___ Text ___

VAE: Massenprozess wegen Terrorismusvorwürfen

Porträt eines Mannes im weissen Umhang und mit einem arabischen Turban

Der Blogger und Menschenrechtsverteidiger Ahmed Mansoor aus den Vereingten Arabischen Emiraten (Archivaufnahme)

Die Menschenrechtler und gewaltlosen politischen Gefangenen Ahmed Mansoor, Mohammed al-Roken und Nasser bin Ghaith stehen gemeinsam mit 81 weiteren Männern in einem neuen Verfahren wegen konstruierter terrorismusbezogener Anklagen vor dem Bundesberufungsgericht in Abu Dhabi. Viele von ihnen wurden nach einem Sammelverfahren im Jahr 2013, das als "VAE 94" bekannt ist, zu Unrecht inhaftiert. Am 7. Februar, dem fünften Verhandlungstag, erklärten die Angeklagten, dass sie weiterhin in Isolationshaft festgehalten werden. Sie bestritten die Darstellung der Staatsanwaltschaft, dass sich der momentan verhandelte Fall von dem unterscheidet, in dem sie 2013 bereits verurteilt worden waren. Doch die genauen Anklagepunkte werden bisher unter Verschluss gehalten.

___ Datenteil ___

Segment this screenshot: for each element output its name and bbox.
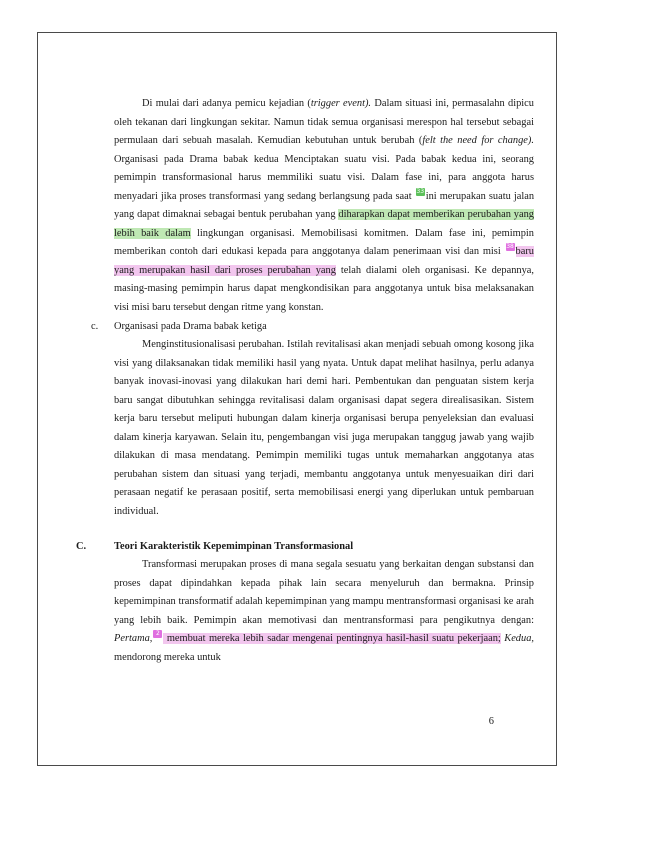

___

Kopieren Sie aus dem Text über den Massenprozess in den VAE die Passage, die mit den Worten „VAE: Massenprozess wegen“ beginnt und nach den Worten „Arabischen Emiraten (Archivaufnahme)“ endet. Die Daten haben keinen Bezug zum Text.

VAE: Massenprozess wegen Terrorismusvorwürfen

Porträt eines Mannes im weissen Umhang und mit einem arabischen Turban

Der Blogger und Menschenrechtsverteidiger Ahmed Mansoor aus den Vereingten Arabischen Emiraten (Archivaufnahme)